THE PROBLEM ▸
Skip the pictures. Copy all the rest of the records down exactly.

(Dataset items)

::::::::

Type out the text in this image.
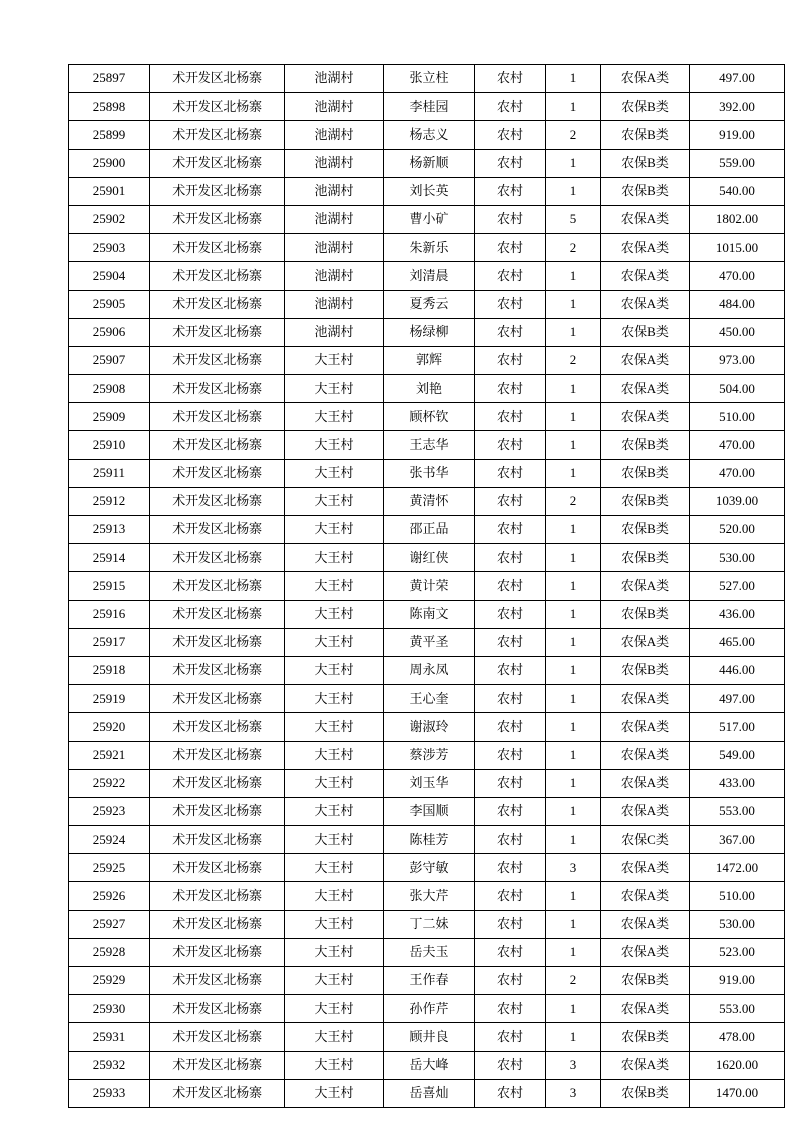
25897	术开发区北杨寨	池湖村	张立柱	农村	1	农保A类	497.00
25898	术开发区北杨寨	池湖村	李桂园	农村	1	农保B类	392.00
25899	术开发区北杨寨	池湖村	杨志义	农村	2	农保B类	919.00
25900	术开发区北杨寨	池湖村	杨新顺	农村	1	农保B类	559.00
25901	术开发区北杨寨	池湖村	刘长英	农村	1	农保B类	540.00
25902	术开发区北杨寨	池湖村	曹小矿	农村	5	农保A类	1802.00
25903	术开发区北杨寨	池湖村	朱新乐	农村	2	农保A类	1015.00
25904	术开发区北杨寨	池湖村	刘清晨	农村	1	农保A类	470.00
25905	术开发区北杨寨	池湖村	夏秀云	农村	1	农保A类	484.00
25906	术开发区北杨寨	池湖村	杨绿柳	农村	1	农保B类	450.00
25907	术开发区北杨寨	大王村	郭辉	农村	2	农保A类	973.00
25908	术开发区北杨寨	大王村	刘艳	农村	1	农保A类	504.00
25909	术开发区北杨寨	大王村	顾杯钦	农村	1	农保A类	510.00
25910	术开发区北杨寨	大王村	王志华	农村	1	农保B类	470.00
25911	术开发区北杨寨	大王村	张书华	农村	1	农保B类	470.00
25912	术开发区北杨寨	大王村	黄清怀	农村	2	农保B类	1039.00
25913	术开发区北杨寨	大王村	邵正品	农村	1	农保B类	520.00
25914	术开发区北杨寨	大王村	谢红侠	农村	1	农保B类	530.00
25915	术开发区北杨寨	大王村	黄计荣	农村	1	农保A类	527.00
25916	术开发区北杨寨	大王村	陈南文	农村	1	农保B类	436.00
25917	术开发区北杨寨	大王村	黄平圣	农村	1	农保A类	465.00
25918	术开发区北杨寨	大王村	周永凤	农村	1	农保B类	446.00
25919	术开发区北杨寨	大王村	王心奎	农村	1	农保A类	497.00
25920	术开发区北杨寨	大王村	谢淑玲	农村	1	农保A类	517.00
25921	术开发区北杨寨	大王村	蔡涉芳	农村	1	农保A类	549.00
25922	术开发区北杨寨	大王村	刘玉华	农村	1	农保A类	433.00
25923	术开发区北杨寨	大王村	李国顺	农村	1	农保A类	553.00
25924	术开发区北杨寨	大王村	陈桂芳	农村	1	农保C类	367.00
25925	术开发区北杨寨	大王村	彭守敏	农村	3	农保A类	1472.00
25926	术开发区北杨寨	大王村	张大芹	农村	1	农保A类	510.00
25927	术开发区北杨寨	大王村	丁二妹	农村	1	农保A类	530.00
25928	术开发区北杨寨	大王村	岳夫玉	农村	1	农保A类	523.00
25929	术开发区北杨寨	大王村	王作春	农村	2	农保B类	919.00
25930	术开发区北杨寨	大王村	孙作芹	农村	1	农保A类	553.00
25931	术开发区北杨寨	大王村	顾井良	农村	1	农保B类	478.00
25932	术开发区北杨寨	大王村	岳大峰	农村	3	农保A类	1620.00
25933	术开发区北杨寨	大王村	岳喜灿	农村	3	农保B类	1470.00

::::::::

TASK SOLUTION ▸
Type out the text in this image.
25897	术开发区北杨寨	池湖村	张立柱	农村	1	农保A类	497.00
25898	术开发区北杨寨	池湖村	李桂园	农村	1	农保B类	392.00
25899	术开发区北杨寨	池湖村	杨志义	农村	2	农保B类	919.00
25900	术开发区北杨寨	池湖村	杨新顺	农村	1	农保B类	559.00
25901	术开发区北杨寨	池湖村	刘长英	农村	1	农保B类	540.00
25902	术开发区北杨寨	池湖村	曹小矿	农村	5	农保A类	1802.00
25903	术开发区北杨寨	池湖村	朱新乐	农村	2	农保A类	1015.00
25904	术开发区北杨寨	池湖村	刘清晨	农村	1	农保A类	470.00
25905	术开发区北杨寨	池湖村	夏秀云	农村	1	农保A类	484.00
25906	术开发区北杨寨	池湖村	杨绿柳	农村	1	农保B类	450.00
25907	术开发区北杨寨	大王村	郭辉	农村	2	农保A类	973.00
25908	术开发区北杨寨	大王村	刘艳	农村	1	农保A类	504.00
25909	术开发区北杨寨	大王村	顾杯钦	农村	1	农保A类	510.00
25910	术开发区北杨寨	大王村	王志华	农村	1	农保B类	470.00
25911	术开发区北杨寨	大王村	张书华	农村	1	农保B类	470.00
25912	术开发区北杨寨	大王村	黄清怀	农村	2	农保B类	1039.00
25913	术开发区北杨寨	大王村	邵正品	农村	1	农保B类	520.00
25914	术开发区北杨寨	大王村	谢红侠	农村	1	农保B类	530.00
25915	术开发区北杨寨	大王村	黄计荣	农村	1	农保A类	527.00
25916	术开发区北杨寨	大王村	陈南文	农村	1	农保B类	436.00
25917	术开发区北杨寨	大王村	黄平圣	农村	1	农保A类	465.00
25918	术开发区北杨寨	大王村	周永凤	农村	1	农保B类	446.00
25919	术开发区北杨寨	大王村	王心奎	农村	1	农保A类	497.00
25920	术开发区北杨寨	大王村	谢淑玲	农村	1	农保A类	517.00
25921	术开发区北杨寨	大王村	蔡涉芳	农村	1	农保A类	549.00
25922	术开发区北杨寨	大王村	刘玉华	农村	1	农保A类	433.00
25923	术开发区北杨寨	大王村	李国顺	农村	1	农保A类	553.00
25924	术开发区北杨寨	大王村	陈桂芳	农村	1	农保C类	367.00
25925	术开发区北杨寨	大王村	彭守敏	农村	3	农保A类	1472.00
25926	术开发区北杨寨	大王村	张大芹	农村	1	农保A类	510.00
25927	术开发区北杨寨	大王村	丁二妹	农村	1	农保A类	530.00
25928	术开发区北杨寨	大王村	岳夫玉	农村	1	农保A类	523.00
25929	术开发区北杨寨	大王村	王作春	农村	2	农保B类	919.00
25930	术开发区北杨寨	大王村	孙作芹	农村	1	农保A类	553.00
25931	术开发区北杨寨	大王村	顾井良	农村	1	农保B类	478.00
25932	术开发区北杨寨	大王村	岳大峰	农村	3	农保A类	1620.00
25933	术开发区北杨寨	大王村	岳喜灿	农村	3	农保B类	1470.00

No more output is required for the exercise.